◆ Your objective
Turn every one of the lines below into a numbered list, skipping any blank lines, and leave out the pictures.

— START OF Entries —

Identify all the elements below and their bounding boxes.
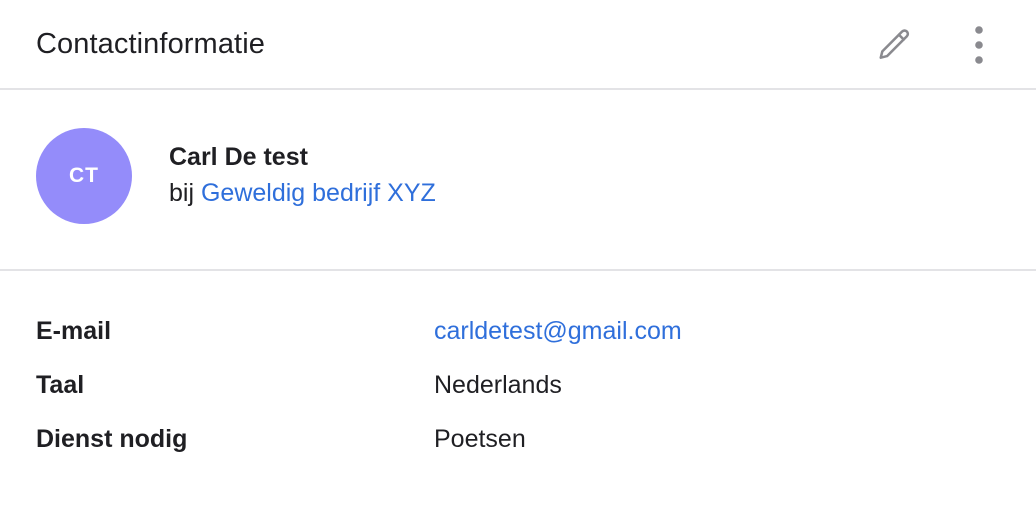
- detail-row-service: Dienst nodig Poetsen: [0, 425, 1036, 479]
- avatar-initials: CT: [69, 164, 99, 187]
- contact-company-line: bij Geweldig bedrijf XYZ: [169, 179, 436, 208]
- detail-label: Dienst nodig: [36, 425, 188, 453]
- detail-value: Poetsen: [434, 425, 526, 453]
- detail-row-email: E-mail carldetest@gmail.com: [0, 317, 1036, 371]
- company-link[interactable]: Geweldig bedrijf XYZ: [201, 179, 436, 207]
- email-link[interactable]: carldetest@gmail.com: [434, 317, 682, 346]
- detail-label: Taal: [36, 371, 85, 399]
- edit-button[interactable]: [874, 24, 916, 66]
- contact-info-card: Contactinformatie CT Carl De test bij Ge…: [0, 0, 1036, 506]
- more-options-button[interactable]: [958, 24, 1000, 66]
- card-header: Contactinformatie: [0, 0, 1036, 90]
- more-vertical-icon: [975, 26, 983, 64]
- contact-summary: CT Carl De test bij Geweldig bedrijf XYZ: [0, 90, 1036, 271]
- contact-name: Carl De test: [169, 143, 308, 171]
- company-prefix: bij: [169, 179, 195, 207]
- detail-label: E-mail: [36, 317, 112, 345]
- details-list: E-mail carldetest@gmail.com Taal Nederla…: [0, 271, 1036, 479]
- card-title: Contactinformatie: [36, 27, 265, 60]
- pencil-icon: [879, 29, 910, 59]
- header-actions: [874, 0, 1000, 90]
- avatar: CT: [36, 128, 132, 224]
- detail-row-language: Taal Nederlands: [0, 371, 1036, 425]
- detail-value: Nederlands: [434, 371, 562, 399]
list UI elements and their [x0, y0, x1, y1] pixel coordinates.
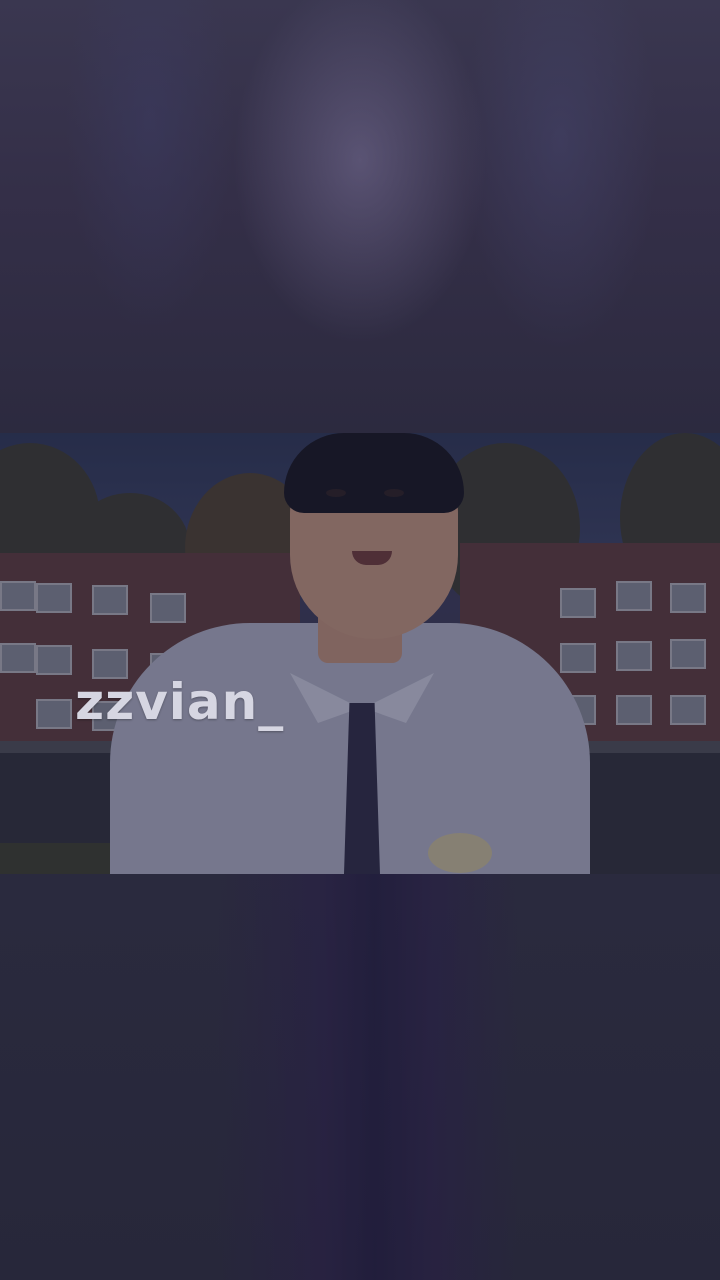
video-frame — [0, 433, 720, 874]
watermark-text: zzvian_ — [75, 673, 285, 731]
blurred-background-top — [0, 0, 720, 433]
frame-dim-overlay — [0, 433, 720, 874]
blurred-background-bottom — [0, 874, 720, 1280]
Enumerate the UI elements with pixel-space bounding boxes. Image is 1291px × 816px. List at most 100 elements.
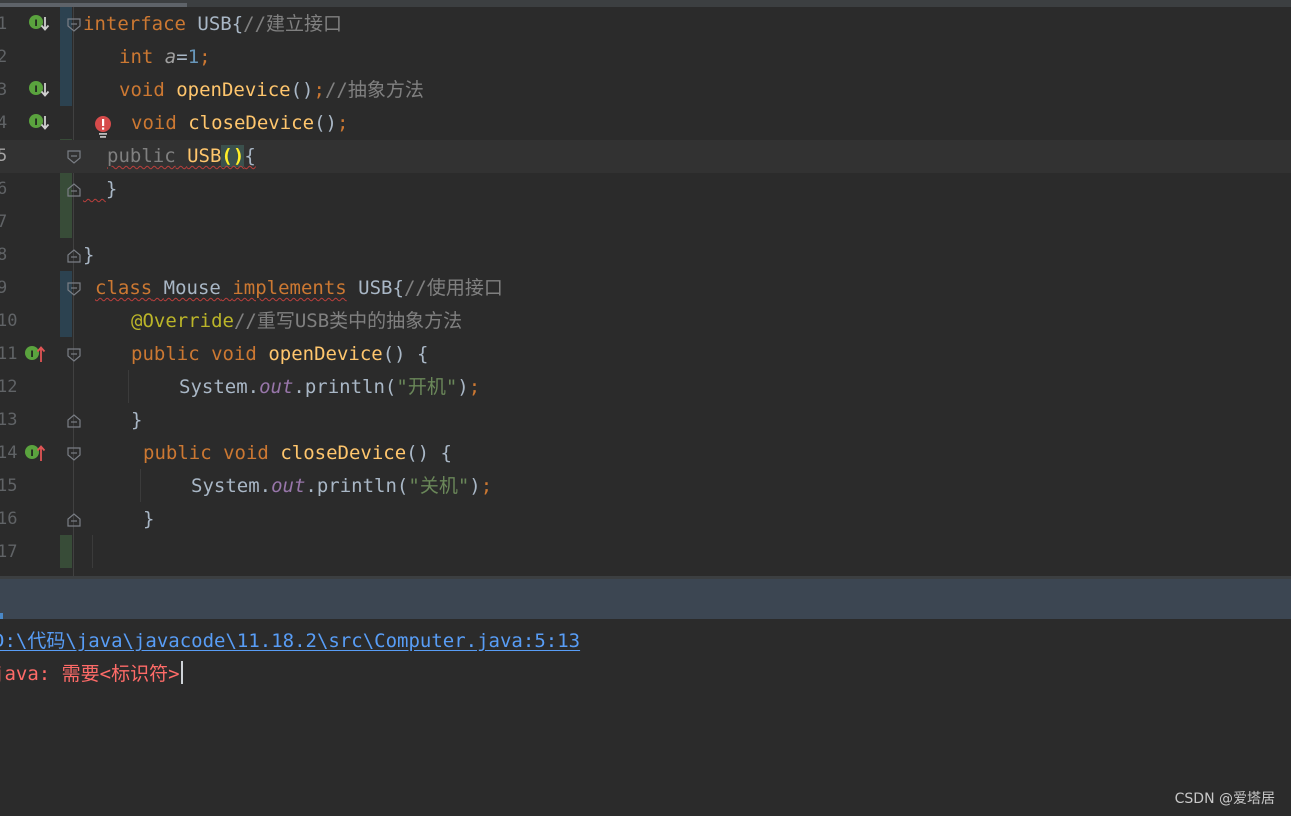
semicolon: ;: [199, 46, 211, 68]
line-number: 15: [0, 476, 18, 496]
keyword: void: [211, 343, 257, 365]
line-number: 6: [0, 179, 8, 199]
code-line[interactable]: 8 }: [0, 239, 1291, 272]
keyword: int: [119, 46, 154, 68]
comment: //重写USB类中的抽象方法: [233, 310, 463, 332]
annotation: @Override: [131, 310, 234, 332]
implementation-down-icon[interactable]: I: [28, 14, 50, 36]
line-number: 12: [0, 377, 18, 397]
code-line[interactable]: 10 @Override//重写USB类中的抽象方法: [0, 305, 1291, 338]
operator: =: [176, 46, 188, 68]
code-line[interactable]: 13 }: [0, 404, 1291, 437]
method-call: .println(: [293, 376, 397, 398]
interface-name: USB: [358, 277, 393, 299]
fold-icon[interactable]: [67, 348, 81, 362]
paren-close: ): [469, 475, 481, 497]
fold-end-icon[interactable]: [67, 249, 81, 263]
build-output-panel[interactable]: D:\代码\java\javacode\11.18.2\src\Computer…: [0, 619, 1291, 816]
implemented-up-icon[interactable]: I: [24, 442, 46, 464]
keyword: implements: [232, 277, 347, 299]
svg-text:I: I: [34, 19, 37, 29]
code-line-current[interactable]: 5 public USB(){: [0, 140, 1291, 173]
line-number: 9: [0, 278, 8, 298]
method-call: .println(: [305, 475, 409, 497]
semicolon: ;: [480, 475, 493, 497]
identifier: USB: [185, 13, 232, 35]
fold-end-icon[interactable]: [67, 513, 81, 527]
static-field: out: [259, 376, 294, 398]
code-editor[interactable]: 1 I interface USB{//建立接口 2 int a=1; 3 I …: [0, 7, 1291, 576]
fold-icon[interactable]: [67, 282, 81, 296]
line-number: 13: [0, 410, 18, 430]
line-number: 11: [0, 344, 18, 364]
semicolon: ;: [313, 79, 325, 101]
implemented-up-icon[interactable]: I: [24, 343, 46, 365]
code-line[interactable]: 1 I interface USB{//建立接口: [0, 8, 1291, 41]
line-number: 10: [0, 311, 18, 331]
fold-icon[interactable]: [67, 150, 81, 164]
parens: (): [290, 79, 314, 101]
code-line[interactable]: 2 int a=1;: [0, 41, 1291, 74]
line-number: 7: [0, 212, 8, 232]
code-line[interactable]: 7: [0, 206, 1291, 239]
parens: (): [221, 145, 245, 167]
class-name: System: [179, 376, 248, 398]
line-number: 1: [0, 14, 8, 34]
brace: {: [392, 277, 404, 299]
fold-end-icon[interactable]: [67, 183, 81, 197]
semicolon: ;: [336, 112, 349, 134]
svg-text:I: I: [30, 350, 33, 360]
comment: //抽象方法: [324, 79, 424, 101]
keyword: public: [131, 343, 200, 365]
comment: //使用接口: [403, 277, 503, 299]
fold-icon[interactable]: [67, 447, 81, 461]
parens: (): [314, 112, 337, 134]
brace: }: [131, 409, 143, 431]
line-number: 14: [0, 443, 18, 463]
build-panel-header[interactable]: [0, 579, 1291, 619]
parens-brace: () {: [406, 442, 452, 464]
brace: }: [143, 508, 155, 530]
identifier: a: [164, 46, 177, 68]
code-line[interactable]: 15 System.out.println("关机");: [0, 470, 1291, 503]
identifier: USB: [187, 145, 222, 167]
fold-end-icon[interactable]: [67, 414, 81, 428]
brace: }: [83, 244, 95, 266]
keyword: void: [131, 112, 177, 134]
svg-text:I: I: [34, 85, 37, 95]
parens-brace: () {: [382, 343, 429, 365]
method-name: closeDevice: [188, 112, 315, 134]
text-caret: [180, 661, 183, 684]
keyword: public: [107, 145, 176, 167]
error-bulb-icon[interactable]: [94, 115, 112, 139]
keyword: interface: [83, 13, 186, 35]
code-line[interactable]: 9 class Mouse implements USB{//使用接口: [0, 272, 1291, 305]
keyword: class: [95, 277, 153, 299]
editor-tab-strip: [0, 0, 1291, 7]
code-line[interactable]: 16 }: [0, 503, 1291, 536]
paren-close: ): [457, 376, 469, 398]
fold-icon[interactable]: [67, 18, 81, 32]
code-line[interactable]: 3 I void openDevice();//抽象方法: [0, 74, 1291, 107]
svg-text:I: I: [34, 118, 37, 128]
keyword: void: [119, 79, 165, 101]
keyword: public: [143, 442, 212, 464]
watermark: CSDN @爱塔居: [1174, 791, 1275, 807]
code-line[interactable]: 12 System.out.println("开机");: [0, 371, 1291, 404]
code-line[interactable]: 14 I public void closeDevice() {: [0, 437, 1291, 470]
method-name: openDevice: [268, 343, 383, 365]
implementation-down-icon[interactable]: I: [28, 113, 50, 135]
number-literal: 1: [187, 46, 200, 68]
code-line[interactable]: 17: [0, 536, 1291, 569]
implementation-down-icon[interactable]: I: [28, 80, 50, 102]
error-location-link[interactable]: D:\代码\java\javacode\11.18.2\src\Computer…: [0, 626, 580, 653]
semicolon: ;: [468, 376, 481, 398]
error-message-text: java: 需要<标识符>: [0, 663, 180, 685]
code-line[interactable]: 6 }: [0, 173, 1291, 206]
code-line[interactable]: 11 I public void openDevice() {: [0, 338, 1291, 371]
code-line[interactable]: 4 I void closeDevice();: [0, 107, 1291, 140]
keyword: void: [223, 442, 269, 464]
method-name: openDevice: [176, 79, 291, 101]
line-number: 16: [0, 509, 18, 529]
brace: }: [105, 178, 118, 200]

— END OF Entries —

◆ Output of the task
1. Identify all the elements below and their bounding boxes.
2. - detail-row-service: Dienst nodig Poetsen: [0, 425, 1036, 479]
3. - avatar-initials: CT: [69, 164, 99, 187]
4. - contact-company-line: bij Geweldig bedrijf XYZ: [169, 179, 436, 208]
5. - detail-label: Dienst nodig: [36, 425, 188, 453]
6. - detail-value: Poetsen: [434, 425, 526, 453]
7. - detail-row-email: E-mail carldetest@gmail.com: [0, 317, 1036, 371]
8. - company-link[interactable]: Geweldig bedrijf XYZ: [201, 179, 436, 207]
9. - email-link[interactable]: carldetest@gmail.com: [434, 317, 682, 346]
10. - detail-label: Taal: [36, 371, 85, 399]
11. - edit-button[interactable]: [874, 24, 916, 66]
12. - contact-info-card: Contactinformatie CT Carl De test bij Ge…: [0, 0, 1036, 506]
13. - more-options-button[interactable]: [958, 24, 1000, 66]
14. - card-header: Contactinformatie: [0, 0, 1036, 90]
15. - more-vertical-icon: [975, 26, 983, 64]
16. - contact-summary: CT Carl De test bij Geweldig bedrijf XYZ: [0, 90, 1036, 271]
17. - contact-name: Carl De test: [169, 143, 308, 171]
18. - company-prefix: bij: [169, 179, 195, 207]
19. - detail-label: E-mail: [36, 317, 112, 345]
20. - details-list: E-mail carldetest@gmail.com Taal Nederla…: [0, 271, 1036, 479]
21. - card-title: Contactinformatie: [36, 27, 265, 60]
22. - pencil-icon: [879, 29, 910, 59]
23. - header-actions: [874, 0, 1000, 90]
24. - avatar: CT: [36, 128, 132, 224]
25. - detail-row-language: Taal Nederlands: [0, 371, 1036, 425]
26. - detail-value: Nederlands: [434, 371, 562, 399]
27. list UI elements and their [x0, y0, x1, y1] pixel coordinates.
28. video-frame — [0, 433, 720, 874]
29. watermark-text: zzvian_ — [75, 673, 285, 731]
30. blurred-background-top — [0, 0, 720, 433]
31. frame-dim-overlay — [0, 433, 720, 874]
32. blurred-background-bottom — [0, 874, 720, 1280]
33. Enumerate the UI elements with pixel-space bounding boxes. Image is 1291px × 816px. List at most 100 elements.
34. semicolon: ;: [199, 46, 211, 68]
35. line-number: 15: [0, 476, 18, 496]
36. keyword: void: [211, 343, 257, 365]
37. line-number: 6: [0, 179, 8, 199]
38. code-line[interactable]: 8 }: [0, 239, 1291, 272]
39. keyword: int: [119, 46, 154, 68]
40. comment: //重写USB类中的抽象方法: [233, 310, 463, 332]
41. annotation: @Override: [131, 310, 234, 332]
42. implementation-down-icon[interactable]: I: [28, 14, 50, 36]
43. line-number: 12: [0, 377, 18, 397]
44. code-line[interactable]: 10 @Override//重写USB类中的抽象方法: [0, 305, 1291, 338]
45. operator: =: [176, 46, 188, 68]
46. code-line[interactable]: 13 }: [0, 404, 1291, 437]
47. method-call: .println(: [293, 376, 397, 398]
48. interface-name: USB: [358, 277, 393, 299]
49. fold-icon[interactable]: [67, 348, 81, 362]
50. paren-close: ): [469, 475, 481, 497]
51. fold-end-icon[interactable]: [67, 249, 81, 263]
52. build-output-panel[interactable]: D:\代码\java\javacode\11.18.2\src\Computer…: [0, 619, 1291, 816]
53. implemented-up-icon[interactable]: I: [24, 442, 46, 464]
54. keyword: implements: [232, 277, 347, 299]
55. svg-text:I: I: [34, 19, 37, 29]
56. code-line-current[interactable]: 5 public USB(){: [0, 140, 1291, 173]
57. line-number: 9: [0, 278, 8, 298]
58. method-call: .println(: [305, 475, 409, 497]
59. semicolon: ;: [480, 475, 493, 497]
60. identifier: USB: [185, 13, 232, 35]
61. fold-end-icon[interactable]: [67, 513, 81, 527]
62. static-field: out: [259, 376, 294, 398]
63. code-editor[interactable]: 1 I interface USB{//建立接口 2 int a=1; 3 I …: [0, 7, 1291, 576]
64. fold-icon[interactable]: [67, 282, 81, 296]
65. line-number: 13: [0, 410, 18, 430]
66. line-number: 11: [0, 344, 18, 364]
67. semicolon: ;: [313, 79, 325, 101]
68. implemented-up-icon[interactable]: I: [24, 343, 46, 365]
69. code-line[interactable]: 1 I interface USB{//建立接口: [0, 8, 1291, 41]
70. line-number: 10: [0, 311, 18, 331]
71. fold-icon[interactable]: [67, 150, 81, 164]
72. parens: (): [290, 79, 314, 101]
73. code-line[interactable]: 2 int a=1;: [0, 41, 1291, 74]
74. line-number: 7: [0, 212, 8, 232]
75. code-line[interactable]: 7: [0, 206, 1291, 239]
76. parens: (): [221, 145, 245, 167]
77. class-name: System: [179, 376, 248, 398]
78. line-number: 1: [0, 14, 8, 34]
79. brace: {: [392, 277, 404, 299]
80. fold-end-icon[interactable]: [67, 183, 81, 197]
81. semicolon: ;: [336, 112, 349, 134]
82. svg-text:I: I: [30, 350, 33, 360]
83. comment: //抽象方法: [324, 79, 424, 101]
84. keyword: public: [131, 343, 200, 365]
85. comment: //使用接口: [403, 277, 503, 299]
86. fold-icon[interactable]: [67, 447, 81, 461]
87. parens: (): [314, 112, 337, 134]
88. brace: }: [131, 409, 143, 431]
89. line-number: 14: [0, 443, 18, 463]
90. build-panel-header[interactable]: [0, 579, 1291, 619]
91. parens-brace: () {: [406, 442, 452, 464]
92. brace: }: [143, 508, 155, 530]
93. identifier: a: [164, 46, 177, 68]
94. code-line[interactable]: 15 System.out.println("关机");: [0, 470, 1291, 503]
95. identifier: USB: [187, 145, 222, 167]
96. fold-end-icon[interactable]: [67, 414, 81, 428]
97. brace: }: [83, 244, 95, 266]
98. keyword: void: [131, 112, 177, 134]
99. svg-text:I: I: [34, 85, 37, 95]
100. parens-brace: () {: [382, 343, 429, 365]
101. method-name: closeDevice: [188, 112, 315, 134]
102. text-caret: [180, 661, 183, 684]
103. keyword: public: [107, 145, 176, 167]
104. error-bulb-icon[interactable]: [94, 115, 112, 139]
105. keyword: interface: [83, 13, 186, 35]
106. code-line[interactable]: 9 class Mouse implements USB{//使用接口: [0, 272, 1291, 305]
107. keyword: class: [95, 277, 153, 299]
108. editor-tab-strip: [0, 0, 1291, 7]
109. code-line[interactable]: 16 }: [0, 503, 1291, 536]
110. paren-close: ): [457, 376, 469, 398]
111. fold-icon[interactable]: [67, 18, 81, 32]
112. code-line[interactable]: 3 I void openDevice();//抽象方法: [0, 74, 1291, 107]
113. svg-text:I: I: [34, 118, 37, 128]
114. keyword: void: [119, 79, 165, 101]
115. keyword: public: [143, 442, 212, 464]
116. watermark: CSDN @爱塔居: [1174, 791, 1275, 807]
117. code-line[interactable]: 12 System.out.println("开机");: [0, 371, 1291, 404]
118. code-line[interactable]: 14 I public void closeDevice() {: [0, 437, 1291, 470]
119. method-name: openDevice: [268, 343, 383, 365]
120. implementation-down-icon[interactable]: I: [28, 113, 50, 135]
121. number-literal: 1: [187, 46, 200, 68]
122. code-line[interactable]: 17: [0, 536, 1291, 569]
123. implementation-down-icon[interactable]: I: [28, 80, 50, 102]
124. error-location-link[interactable]: D:\代码\java\javacode\11.18.2\src\Computer…: [0, 626, 580, 653]
125. semicolon: ;: [468, 376, 481, 398]
126. error-message-text: java: 需要<标识符>: [0, 663, 180, 685]
127. code-line[interactable]: 6 }: [0, 173, 1291, 206]
128. code-line[interactable]: 11 I public void openDevice() {: [0, 338, 1291, 371]
129. code-line[interactable]: 4 I void closeDevice();: [0, 107, 1291, 140]
130. keyword: void: [223, 442, 269, 464]
131. method-name: openDevice: [176, 79, 291, 101]
132. line-number: 16: [0, 509, 18, 529]
133. brace: }: [105, 178, 118, 200]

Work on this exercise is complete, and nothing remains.